▶ [TASK STATEMENT]: Review the material and extract every line in which the word "производной" occurs.

>> BEGIN DATA TO USE

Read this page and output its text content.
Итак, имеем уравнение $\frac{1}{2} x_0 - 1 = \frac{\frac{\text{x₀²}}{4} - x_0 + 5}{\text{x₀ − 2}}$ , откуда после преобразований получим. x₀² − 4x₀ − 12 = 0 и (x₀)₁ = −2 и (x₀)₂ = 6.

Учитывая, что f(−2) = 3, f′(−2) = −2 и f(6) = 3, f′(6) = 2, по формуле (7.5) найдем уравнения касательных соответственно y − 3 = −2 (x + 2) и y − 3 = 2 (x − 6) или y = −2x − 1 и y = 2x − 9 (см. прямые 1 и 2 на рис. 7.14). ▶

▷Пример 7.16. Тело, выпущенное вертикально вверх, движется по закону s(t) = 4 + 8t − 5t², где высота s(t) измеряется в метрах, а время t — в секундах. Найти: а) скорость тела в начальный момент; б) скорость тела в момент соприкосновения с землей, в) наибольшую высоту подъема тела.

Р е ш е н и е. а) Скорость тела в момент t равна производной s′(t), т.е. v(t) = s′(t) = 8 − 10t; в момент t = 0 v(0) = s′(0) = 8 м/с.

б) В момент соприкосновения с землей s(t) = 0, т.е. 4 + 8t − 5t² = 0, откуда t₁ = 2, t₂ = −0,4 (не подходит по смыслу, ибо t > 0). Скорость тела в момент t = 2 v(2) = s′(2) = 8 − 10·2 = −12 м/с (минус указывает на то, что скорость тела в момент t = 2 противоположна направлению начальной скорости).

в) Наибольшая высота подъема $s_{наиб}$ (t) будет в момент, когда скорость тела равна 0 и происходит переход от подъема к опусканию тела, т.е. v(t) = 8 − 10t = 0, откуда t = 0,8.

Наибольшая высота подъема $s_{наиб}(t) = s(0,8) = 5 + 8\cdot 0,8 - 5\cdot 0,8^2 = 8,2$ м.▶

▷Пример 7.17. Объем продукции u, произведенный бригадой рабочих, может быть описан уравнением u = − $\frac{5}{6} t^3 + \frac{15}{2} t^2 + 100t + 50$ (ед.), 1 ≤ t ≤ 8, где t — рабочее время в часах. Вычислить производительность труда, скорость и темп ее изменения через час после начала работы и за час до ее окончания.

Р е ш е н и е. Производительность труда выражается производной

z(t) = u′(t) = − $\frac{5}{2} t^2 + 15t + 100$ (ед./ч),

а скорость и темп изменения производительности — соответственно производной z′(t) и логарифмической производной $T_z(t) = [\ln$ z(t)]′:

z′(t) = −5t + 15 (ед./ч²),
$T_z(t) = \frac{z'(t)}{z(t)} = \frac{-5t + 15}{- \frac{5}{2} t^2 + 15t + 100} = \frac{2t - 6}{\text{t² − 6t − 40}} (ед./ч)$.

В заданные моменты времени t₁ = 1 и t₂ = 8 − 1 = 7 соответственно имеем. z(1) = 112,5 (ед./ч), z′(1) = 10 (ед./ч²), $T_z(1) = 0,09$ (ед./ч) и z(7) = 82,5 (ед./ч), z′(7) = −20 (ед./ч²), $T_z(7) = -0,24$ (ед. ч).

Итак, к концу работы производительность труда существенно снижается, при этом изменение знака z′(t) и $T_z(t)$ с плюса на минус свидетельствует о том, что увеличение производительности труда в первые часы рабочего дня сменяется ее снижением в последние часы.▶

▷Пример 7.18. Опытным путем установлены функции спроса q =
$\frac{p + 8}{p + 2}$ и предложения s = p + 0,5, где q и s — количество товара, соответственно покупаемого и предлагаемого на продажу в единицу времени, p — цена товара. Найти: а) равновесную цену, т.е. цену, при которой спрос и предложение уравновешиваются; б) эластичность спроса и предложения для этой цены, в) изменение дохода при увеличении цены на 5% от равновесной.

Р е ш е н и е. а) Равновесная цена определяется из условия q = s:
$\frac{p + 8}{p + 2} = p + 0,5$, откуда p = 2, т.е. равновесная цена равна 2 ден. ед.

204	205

>> END DATA TO USE

▶ [SOLUTION]:
Р е ш е н и е. а) Скорость тела в момент t равна производной s′(t), т.е. v(t) = s′(t) = 8 − 10t; в момент t = 0 v(0) = s′(0) = 8 м/с.
Р е ш е н и е. Производительность труда выражается производной
а скорость и темп изменения производительности — соответственно производной z′(t) и логарифмической производной $T_z(t) = [\ln$ z(t)]′:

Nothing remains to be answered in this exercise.